▶ [Instructions for the task]:
Copy out, from the entries below, each line holding the string "Cohort".

▶ [Records supplied]:

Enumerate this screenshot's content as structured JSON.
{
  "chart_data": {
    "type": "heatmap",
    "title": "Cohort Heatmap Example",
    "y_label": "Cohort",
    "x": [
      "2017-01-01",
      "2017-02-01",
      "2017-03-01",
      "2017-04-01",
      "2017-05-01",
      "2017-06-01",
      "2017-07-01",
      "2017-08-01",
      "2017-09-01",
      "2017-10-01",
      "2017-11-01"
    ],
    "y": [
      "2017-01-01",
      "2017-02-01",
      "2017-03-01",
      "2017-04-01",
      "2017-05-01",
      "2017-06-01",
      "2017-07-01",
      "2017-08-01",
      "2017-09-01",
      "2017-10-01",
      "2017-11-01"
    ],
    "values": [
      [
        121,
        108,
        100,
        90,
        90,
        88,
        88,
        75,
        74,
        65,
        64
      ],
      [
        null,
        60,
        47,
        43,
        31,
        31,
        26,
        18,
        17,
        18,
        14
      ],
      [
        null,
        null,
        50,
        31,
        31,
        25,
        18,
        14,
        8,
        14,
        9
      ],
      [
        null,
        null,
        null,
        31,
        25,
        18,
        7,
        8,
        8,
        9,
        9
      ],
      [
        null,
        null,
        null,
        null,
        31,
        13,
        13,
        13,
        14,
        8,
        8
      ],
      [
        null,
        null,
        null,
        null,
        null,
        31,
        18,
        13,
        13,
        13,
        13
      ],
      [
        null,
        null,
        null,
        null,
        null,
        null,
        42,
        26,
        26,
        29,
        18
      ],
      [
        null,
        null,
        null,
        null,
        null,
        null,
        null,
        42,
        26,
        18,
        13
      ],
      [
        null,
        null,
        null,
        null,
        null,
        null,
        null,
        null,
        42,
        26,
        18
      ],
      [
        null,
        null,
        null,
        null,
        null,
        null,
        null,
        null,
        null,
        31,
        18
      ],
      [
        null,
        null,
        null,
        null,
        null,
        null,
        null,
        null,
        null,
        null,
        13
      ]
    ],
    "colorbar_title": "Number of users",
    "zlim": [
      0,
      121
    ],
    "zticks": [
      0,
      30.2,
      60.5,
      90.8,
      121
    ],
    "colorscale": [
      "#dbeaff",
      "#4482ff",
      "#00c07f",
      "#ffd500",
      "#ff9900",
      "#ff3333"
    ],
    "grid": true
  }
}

▶ [Answer to this exercise]:
    "title": "Cohort Heatmap Example",
    "y_label": "Cohort",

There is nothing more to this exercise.